**Aufgaben:**
a. Wie viele Konzerte, Liederabende oder andere Veranstaltungen mit Musik zählte Valentin Lippmann laut dem Text über Neonazi-Immobilien in Sachsen im Jahr 2017 in Sachsen?
b. Gib aus dem Text über Neonazi-Immobilien in Sachsen das Stück von „Erst kürzlich berichtete“ bis „Vertrauensverhältnis zum Objektverantwortlichen<<.“ wortgetreu wieder.

**Vorliegender Text:**
Weiterführende Informationen zu den Immobilien können Sie dem hier verlinkten PDF-Dokument entnehmen.
Hintergrund:
Sachsen gilt neben Thüringen als das Kernland neonazistischer Musikveranstaltungen. Der Abgeordnete Valentin Lippmann zählte in Sachsen im Jahr 2017 etwa 50 Konzerte, Liederabende oder anderweitige Veranstaltungen mit musikalischer Umrahmung. Hinzu kommen mindestens zehn sogenannte Zeitzeugenvorträge mit bis zu 300 Teilnehmern und mehrere Vortragsveranstaltungen. Der Grund für diese hohe Anzahl ist nicht zuletzt der großen Anzahl an Immobilien und Treffobjekten von Neonazis im Freistaat Sachsen geschuldet.
Erst kürzlich berichtete u.a. ENDSTATION RECHTS über eine Kleine Anfrage der Linken-Bundestagsabgeordneten Martina Renner zu Immobilien der extremen Rechten im Bundesgebiet. Unter den 136 Immobilien in Deutschland befinden sich demnach lediglich 25 Objekte in Sachsen, bei denen Rechtsextreme über eine >>uneingeschränkte grundsätzliche Zugriffsmöglichkeit verfügen<<, sei es durch Eigentum, Miete, Pacht oder, so heißt es in der Antwort, ein >>Kenn- und Vertrauensverhältnis zum Objektverantwortlichen<<.

(Datensätze)
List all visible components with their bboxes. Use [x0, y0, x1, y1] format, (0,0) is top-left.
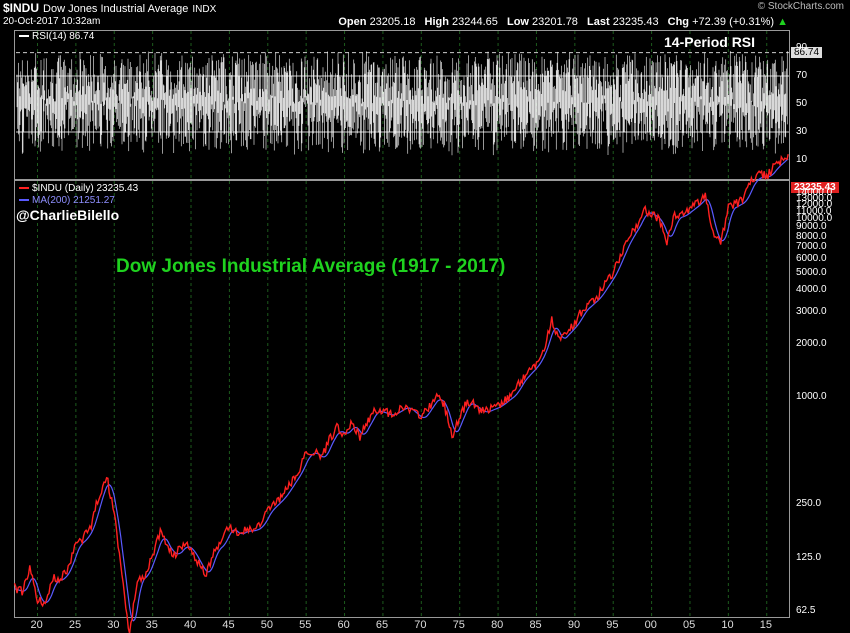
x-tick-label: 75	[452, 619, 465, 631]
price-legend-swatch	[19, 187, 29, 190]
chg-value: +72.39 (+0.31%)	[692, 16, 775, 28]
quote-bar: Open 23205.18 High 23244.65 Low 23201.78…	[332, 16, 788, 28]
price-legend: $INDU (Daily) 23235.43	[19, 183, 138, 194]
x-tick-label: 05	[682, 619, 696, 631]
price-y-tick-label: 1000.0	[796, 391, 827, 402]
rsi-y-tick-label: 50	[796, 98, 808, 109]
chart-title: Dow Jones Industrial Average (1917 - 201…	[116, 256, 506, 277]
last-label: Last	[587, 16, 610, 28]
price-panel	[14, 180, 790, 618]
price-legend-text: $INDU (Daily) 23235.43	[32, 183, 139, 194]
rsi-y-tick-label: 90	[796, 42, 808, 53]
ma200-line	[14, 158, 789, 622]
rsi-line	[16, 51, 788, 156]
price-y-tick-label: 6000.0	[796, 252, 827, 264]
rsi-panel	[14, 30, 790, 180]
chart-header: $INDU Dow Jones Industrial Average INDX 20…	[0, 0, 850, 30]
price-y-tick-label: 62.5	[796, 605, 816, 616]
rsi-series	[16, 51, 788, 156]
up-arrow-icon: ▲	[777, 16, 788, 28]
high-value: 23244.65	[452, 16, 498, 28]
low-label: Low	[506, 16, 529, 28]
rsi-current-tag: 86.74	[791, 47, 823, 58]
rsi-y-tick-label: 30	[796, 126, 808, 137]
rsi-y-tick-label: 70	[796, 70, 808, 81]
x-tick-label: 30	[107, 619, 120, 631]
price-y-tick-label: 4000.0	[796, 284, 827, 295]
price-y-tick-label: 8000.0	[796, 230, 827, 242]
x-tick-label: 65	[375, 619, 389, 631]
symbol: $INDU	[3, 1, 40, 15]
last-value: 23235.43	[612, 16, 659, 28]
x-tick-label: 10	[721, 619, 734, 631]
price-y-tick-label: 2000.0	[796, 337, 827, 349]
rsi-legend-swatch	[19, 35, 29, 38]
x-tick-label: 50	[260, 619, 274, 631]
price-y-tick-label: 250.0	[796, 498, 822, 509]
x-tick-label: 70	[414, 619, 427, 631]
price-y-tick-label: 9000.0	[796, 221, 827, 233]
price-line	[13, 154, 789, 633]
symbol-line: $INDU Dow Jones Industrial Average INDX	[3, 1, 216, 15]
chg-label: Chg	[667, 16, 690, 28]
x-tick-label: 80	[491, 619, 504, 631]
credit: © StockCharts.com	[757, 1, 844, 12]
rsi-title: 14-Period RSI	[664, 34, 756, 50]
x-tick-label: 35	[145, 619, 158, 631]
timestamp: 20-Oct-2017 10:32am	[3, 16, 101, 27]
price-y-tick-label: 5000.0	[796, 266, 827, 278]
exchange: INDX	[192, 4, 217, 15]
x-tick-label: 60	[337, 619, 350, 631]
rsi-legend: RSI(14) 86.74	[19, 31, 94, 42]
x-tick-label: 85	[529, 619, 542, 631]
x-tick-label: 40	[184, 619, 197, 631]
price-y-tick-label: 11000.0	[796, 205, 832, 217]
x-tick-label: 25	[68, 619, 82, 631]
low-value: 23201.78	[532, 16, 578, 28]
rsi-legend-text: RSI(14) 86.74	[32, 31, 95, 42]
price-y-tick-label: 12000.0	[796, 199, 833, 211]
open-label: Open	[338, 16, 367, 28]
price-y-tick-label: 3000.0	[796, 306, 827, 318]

**Antworten je Aufgabe:**
a. Etwa 50.

b.
Erst kürzlich berichtete u.a. ENDSTATION RECHTS über eine Kleine Anfrage der Linken-Bundestagsabgeordneten Martina Renner zu Immobilien der extremen Rechten im Bundesgebiet. Unter den 136 Immobilien in Deutschland befinden sich demnach lediglich 25 Objekte in Sachsen, bei denen Rechtsextreme über eine >>uneingeschränkte grundsätzliche Zugriffsmöglichkeit verfügen<<, sei es durch Eigentum, Miete, Pacht oder, so heißt es in der Antwort, ein >>Kenn- und Vertrauensverhältnis zum Objektverantwortlichen<<.